● **Goal**:
Select from the data all lines with the word "content".

● **Data provided**:
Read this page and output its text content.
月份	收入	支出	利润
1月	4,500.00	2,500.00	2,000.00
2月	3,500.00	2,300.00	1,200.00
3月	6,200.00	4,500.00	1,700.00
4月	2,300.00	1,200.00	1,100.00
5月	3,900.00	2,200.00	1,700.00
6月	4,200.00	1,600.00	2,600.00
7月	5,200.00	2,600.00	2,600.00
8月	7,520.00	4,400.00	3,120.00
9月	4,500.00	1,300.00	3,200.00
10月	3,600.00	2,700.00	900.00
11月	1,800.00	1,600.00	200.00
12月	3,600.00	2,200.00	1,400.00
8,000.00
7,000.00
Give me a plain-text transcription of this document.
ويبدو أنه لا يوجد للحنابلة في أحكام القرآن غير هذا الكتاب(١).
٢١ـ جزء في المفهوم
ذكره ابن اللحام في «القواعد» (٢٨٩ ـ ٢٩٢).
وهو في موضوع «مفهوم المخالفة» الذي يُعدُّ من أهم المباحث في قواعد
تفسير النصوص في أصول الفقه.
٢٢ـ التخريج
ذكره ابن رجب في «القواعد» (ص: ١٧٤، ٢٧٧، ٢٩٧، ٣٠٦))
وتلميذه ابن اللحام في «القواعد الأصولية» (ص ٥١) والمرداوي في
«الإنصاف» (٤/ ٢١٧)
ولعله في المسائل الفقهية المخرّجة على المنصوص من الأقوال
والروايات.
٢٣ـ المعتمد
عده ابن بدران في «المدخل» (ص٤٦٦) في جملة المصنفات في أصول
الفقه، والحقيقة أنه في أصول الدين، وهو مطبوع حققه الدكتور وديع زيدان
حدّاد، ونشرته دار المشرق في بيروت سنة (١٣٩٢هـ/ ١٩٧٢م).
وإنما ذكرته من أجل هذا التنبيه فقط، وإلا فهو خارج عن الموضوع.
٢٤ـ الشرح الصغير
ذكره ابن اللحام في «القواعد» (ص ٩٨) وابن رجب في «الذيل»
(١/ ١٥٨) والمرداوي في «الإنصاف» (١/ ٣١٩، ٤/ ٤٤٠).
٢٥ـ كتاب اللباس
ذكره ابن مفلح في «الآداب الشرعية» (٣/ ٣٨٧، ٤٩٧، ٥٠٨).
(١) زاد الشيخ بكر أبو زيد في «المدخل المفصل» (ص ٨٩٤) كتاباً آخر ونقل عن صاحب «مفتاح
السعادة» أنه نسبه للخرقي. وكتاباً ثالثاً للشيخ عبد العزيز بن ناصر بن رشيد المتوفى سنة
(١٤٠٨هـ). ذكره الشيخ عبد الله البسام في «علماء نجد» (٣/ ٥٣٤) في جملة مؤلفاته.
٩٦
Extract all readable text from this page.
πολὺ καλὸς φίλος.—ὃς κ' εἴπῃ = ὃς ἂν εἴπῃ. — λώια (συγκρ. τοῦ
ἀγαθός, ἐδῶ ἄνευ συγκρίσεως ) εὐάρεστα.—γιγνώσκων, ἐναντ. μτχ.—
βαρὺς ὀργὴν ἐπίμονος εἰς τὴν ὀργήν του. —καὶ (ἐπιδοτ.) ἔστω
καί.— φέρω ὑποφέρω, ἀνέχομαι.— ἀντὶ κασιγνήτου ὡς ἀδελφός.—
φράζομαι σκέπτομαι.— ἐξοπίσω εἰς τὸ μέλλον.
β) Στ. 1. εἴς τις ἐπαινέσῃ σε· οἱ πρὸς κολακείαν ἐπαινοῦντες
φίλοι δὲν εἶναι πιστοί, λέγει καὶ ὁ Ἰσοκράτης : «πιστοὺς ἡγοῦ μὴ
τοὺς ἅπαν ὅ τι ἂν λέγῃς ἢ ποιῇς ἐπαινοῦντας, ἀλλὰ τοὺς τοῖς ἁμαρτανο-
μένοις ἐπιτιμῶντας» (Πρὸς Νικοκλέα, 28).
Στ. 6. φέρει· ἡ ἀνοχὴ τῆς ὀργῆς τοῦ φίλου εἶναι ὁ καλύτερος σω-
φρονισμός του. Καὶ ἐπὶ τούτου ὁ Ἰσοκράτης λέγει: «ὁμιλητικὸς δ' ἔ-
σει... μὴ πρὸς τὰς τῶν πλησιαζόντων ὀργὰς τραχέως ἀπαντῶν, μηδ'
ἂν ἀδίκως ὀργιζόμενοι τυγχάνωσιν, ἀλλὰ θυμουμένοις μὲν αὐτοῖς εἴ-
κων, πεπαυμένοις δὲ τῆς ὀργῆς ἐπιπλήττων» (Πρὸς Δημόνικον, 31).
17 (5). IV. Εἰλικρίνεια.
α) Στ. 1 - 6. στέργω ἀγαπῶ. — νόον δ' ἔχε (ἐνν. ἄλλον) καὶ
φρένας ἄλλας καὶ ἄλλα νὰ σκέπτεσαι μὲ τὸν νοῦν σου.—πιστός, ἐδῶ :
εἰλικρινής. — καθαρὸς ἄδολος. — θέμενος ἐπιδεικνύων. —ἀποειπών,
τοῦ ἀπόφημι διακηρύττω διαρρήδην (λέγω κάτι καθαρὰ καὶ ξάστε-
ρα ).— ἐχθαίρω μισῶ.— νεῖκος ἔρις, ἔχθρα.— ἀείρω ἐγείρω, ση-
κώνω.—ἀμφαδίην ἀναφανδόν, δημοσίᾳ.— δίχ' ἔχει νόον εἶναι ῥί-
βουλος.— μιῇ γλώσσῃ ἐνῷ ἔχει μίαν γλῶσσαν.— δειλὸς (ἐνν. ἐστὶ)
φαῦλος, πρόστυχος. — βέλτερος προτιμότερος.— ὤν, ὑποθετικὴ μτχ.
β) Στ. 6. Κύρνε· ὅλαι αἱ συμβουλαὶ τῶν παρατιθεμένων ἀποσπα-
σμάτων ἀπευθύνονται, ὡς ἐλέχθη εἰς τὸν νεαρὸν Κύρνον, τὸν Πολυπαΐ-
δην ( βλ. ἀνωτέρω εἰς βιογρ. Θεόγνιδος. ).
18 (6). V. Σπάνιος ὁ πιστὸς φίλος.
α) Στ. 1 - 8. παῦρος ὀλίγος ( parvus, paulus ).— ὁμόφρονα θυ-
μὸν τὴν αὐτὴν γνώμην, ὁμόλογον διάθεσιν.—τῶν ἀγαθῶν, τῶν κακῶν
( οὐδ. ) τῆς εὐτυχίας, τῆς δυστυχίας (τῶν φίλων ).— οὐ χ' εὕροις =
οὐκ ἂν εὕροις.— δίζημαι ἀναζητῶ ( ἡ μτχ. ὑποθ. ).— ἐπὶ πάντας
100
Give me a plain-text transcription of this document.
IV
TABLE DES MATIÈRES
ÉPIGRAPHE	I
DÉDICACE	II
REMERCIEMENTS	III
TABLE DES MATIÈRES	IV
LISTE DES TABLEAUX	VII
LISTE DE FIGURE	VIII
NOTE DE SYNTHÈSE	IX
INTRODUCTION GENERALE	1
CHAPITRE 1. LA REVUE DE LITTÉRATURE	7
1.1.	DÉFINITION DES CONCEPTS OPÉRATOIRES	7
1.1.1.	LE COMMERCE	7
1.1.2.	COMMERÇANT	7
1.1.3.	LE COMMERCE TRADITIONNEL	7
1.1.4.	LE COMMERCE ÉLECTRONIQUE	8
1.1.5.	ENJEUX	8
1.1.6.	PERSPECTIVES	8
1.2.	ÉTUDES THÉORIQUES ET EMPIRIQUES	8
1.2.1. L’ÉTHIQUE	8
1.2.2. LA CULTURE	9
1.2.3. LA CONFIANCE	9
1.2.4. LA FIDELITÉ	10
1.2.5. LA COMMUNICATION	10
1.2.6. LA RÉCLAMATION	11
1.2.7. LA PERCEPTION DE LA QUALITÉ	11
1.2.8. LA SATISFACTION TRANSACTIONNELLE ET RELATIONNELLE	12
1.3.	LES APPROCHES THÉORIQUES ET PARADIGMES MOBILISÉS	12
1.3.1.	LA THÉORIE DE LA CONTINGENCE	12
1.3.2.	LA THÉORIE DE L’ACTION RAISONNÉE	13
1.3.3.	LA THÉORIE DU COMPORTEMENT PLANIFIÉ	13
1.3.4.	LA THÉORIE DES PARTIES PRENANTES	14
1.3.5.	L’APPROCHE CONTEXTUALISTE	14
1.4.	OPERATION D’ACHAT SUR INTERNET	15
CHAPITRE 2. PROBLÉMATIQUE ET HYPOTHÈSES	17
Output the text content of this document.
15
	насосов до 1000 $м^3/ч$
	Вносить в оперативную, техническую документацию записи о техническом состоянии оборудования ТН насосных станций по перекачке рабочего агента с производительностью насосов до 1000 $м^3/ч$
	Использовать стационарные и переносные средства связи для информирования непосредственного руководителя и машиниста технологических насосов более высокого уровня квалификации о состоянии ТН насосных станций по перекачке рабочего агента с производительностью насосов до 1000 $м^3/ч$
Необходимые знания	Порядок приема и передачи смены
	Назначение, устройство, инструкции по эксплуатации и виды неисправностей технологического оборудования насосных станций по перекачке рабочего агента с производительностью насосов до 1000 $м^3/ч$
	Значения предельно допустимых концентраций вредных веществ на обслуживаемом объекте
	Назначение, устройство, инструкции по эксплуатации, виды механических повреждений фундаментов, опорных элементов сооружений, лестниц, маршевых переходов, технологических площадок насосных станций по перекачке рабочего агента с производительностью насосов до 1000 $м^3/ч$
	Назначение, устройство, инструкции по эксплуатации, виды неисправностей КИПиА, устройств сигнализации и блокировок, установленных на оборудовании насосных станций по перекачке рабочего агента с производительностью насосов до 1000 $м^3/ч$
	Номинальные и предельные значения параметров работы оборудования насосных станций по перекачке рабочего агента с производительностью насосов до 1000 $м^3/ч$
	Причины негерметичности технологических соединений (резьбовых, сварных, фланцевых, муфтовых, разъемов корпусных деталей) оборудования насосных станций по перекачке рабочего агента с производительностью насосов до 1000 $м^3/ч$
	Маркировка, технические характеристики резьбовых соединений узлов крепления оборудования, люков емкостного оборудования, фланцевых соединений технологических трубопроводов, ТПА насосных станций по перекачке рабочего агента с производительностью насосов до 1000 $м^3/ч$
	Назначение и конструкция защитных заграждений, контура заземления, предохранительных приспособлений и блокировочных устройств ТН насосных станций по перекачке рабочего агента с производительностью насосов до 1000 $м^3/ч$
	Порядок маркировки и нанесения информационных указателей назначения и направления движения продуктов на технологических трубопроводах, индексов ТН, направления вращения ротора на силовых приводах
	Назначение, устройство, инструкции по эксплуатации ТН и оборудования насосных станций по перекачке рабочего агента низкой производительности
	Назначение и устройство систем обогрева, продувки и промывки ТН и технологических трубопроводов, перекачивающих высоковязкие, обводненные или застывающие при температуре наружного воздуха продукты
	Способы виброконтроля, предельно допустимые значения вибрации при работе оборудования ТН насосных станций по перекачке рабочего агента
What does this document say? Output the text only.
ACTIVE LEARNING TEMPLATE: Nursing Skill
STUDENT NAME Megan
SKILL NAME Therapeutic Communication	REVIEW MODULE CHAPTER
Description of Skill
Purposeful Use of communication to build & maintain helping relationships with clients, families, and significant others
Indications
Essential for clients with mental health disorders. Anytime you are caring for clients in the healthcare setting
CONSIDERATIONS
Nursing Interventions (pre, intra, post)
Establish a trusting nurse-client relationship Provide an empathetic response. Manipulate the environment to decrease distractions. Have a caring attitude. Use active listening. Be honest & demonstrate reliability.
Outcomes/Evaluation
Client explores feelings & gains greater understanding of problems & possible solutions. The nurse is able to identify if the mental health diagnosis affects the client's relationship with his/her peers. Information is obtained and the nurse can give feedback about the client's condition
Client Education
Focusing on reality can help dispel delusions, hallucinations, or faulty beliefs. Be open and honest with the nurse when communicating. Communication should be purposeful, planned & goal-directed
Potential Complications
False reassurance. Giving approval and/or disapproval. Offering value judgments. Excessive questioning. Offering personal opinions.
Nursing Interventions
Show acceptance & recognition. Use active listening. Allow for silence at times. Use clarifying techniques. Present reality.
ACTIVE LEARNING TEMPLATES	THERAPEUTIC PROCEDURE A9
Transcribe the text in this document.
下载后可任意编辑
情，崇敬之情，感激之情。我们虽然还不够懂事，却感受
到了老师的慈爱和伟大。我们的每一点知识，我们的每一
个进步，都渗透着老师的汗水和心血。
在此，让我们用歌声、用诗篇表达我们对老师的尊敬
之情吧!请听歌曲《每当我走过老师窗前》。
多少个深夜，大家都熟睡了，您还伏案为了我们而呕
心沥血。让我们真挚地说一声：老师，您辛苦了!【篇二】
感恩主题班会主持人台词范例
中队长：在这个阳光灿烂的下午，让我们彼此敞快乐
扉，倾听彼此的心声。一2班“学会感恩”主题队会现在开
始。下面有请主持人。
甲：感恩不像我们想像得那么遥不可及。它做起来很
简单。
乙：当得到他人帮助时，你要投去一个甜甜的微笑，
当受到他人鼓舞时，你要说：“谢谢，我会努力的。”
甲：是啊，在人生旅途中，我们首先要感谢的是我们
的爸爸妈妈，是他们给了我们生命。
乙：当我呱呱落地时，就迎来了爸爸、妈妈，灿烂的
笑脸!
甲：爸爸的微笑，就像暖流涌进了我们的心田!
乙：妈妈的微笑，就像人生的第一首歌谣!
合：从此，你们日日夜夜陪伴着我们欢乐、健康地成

● **Exercise answer**:
Read this page and output its text content.
Output the text content of this document.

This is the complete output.